Provided records >>
#####

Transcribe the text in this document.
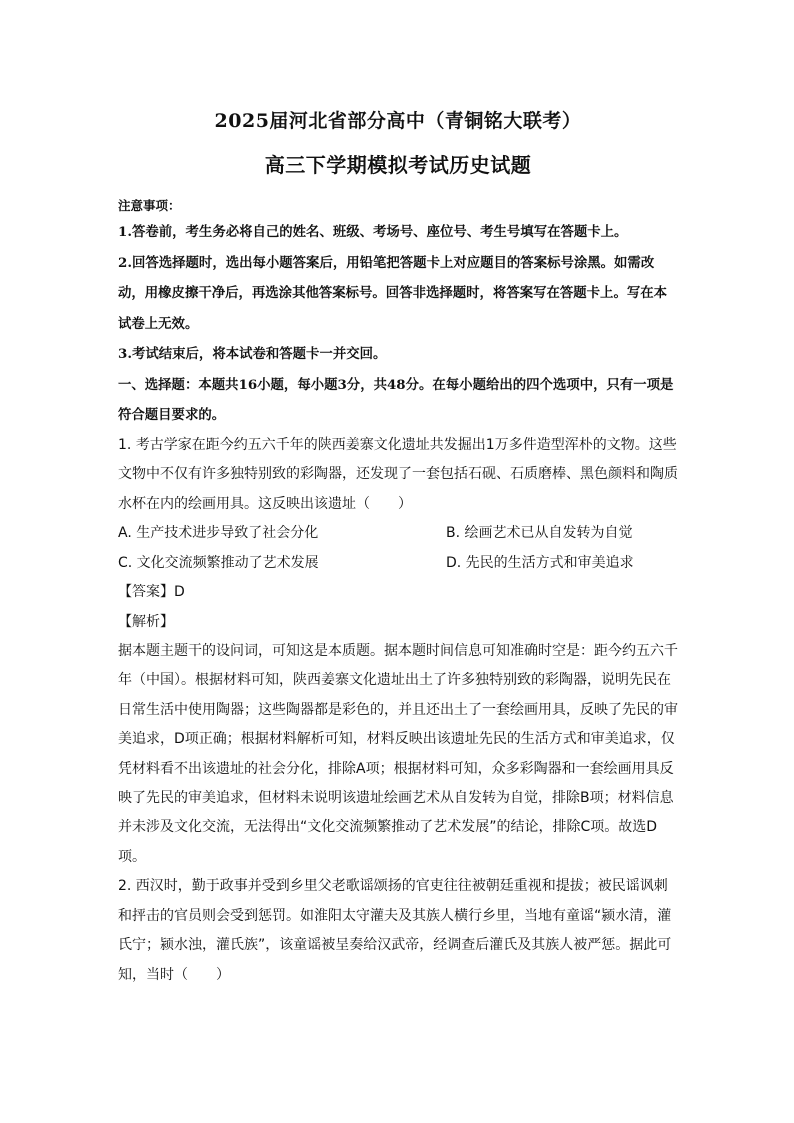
2025届河北省部分高中（青铜铭大联考）
高三下学期模拟考试历史试题
注意事项：

1.答卷前，考生务必将自己的姓名、班级、考场号、座位号、考生号填写在答题卡上。

2.回答选择题时，选出每小题答案后，用铅笔把答题卡上对应题目的答案标号涂黑。如需改动，用橡皮擦干净后，再选涂其他答案标号。回答非选择题时，将答案写在答题卡上。写在本试卷上无效。

3.考试结束后，将本试卷和答题卡一并交回。

一、选择题：本题共16小题，每小题3分，共48分。在每小题给出的四个选项中，只有一项是符合题目要求的。

1. 考古学家在距今约五六千年的陕西姜寨文化遗址共发掘出1万多件造型浑朴的文物。这些文物中不仅有许多独特别致的彩陶器，还发现了一套包括石砚、石质磨棒、黑色颜料和陶质水杯在内的绘画用具。这反映出该遗址（　　）

A. 生产技术进步导致了社会分化	B. 绘画艺术已从自发转为自觉
C. 文化交流频繁推动了艺术发展	D. 先民的生活方式和审美追求
【答案】D
【解析】

据本题主题干的设问词，可知这是本质题。据本题时间信息可知准确时空是：距今约五六千年（中国）。根据材料可知，陕西姜寨文化遗址出土了许多独特别致的彩陶器，说明先民在日常生活中使用陶器；这些陶器都是彩色的，并且还出土了一套绘画用具，反映了先民的审美追求，D项正确；根据材料解析可知，材料反映出该遗址先民的生活方式和审美追求，仅凭材料看不出该遗址的社会分化，排除A项；根据材料可知，众多彩陶器和一套绘画用具反映了先民的审美追求，但材料未说明该遗址绘画艺术从自发转为自觉，排除B项；材料信息并未涉及文化交流，无法得出“文化交流频繁推动了艺术发展”的结论，排除C项。故选D项。

2. 西汉时，勤于政事并受到乡里父老歌谣颂扬的官吏往往被朝廷重视和提拔；被民谣讽刺和抨击的官员则会受到惩罚。如淮阳太守灌夫及其族人横行乡里，当地有童谣“颍水清，灌氏宁；颍水浊，灌氏族”，该童谣被呈奏给汉武帝，经调查后灌氏及其族人被严惩。据此可知，当时（　　）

#####

What you should do >> Return the listing above unchanged, apart from dropping its pictures.

Full answer >>
Transcribe the text in this document.
2025届河北省部分高中（青铜铭大联考）
高三下学期模拟考试历史试题
注意事项：

1.答卷前，考生务必将自己的姓名、班级、考场号、座位号、考生号填写在答题卡上。

2.回答选择题时，选出每小题答案后，用铅笔把答题卡上对应题目的答案标号涂黑。如需改动，用橡皮擦干净后，再选涂其他答案标号。回答非选择题时，将答案写在答题卡上。写在本试卷上无效。

3.考试结束后，将本试卷和答题卡一并交回。

一、选择题：本题共16小题，每小题3分，共48分。在每小题给出的四个选项中，只有一项是符合题目要求的。

1. 考古学家在距今约五六千年的陕西姜寨文化遗址共发掘出1万多件造型浑朴的文物。这些文物中不仅有许多独特别致的彩陶器，还发现了一套包括石砚、石质磨棒、黑色颜料和陶质水杯在内的绘画用具。这反映出该遗址（　　）

A. 生产技术进步导致了社会分化	B. 绘画艺术已从自发转为自觉
C. 文化交流频繁推动了艺术发展	D. 先民的生活方式和审美追求
【答案】D
【解析】

据本题主题干的设问词，可知这是本质题。据本题时间信息可知准确时空是：距今约五六千年（中国）。根据材料可知，陕西姜寨文化遗址出土了许多独特别致的彩陶器，说明先民在日常生活中使用陶器；这些陶器都是彩色的，并且还出土了一套绘画用具，反映了先民的审美追求，D项正确；根据材料解析可知，材料反映出该遗址先民的生活方式和审美追求，仅凭材料看不出该遗址的社会分化，排除A项；根据材料可知，众多彩陶器和一套绘画用具反映了先民的审美追求，但材料未说明该遗址绘画艺术从自发转为自觉，排除B项；材料信息并未涉及文化交流，无法得出“文化交流频繁推动了艺术发展”的结论，排除C项。故选D项。

2. 西汉时，勤于政事并受到乡里父老歌谣颂扬的官吏往往被朝廷重视和提拔；被民谣讽刺和抨击的官员则会受到惩罚。如淮阳太守灌夫及其族人横行乡里，当地有童谣“颍水清，灌氏宁；颍水浊，灌氏族”，该童谣被呈奏给汉武帝，经调查后灌氏及其族人被严惩。据此可知，当时（　　）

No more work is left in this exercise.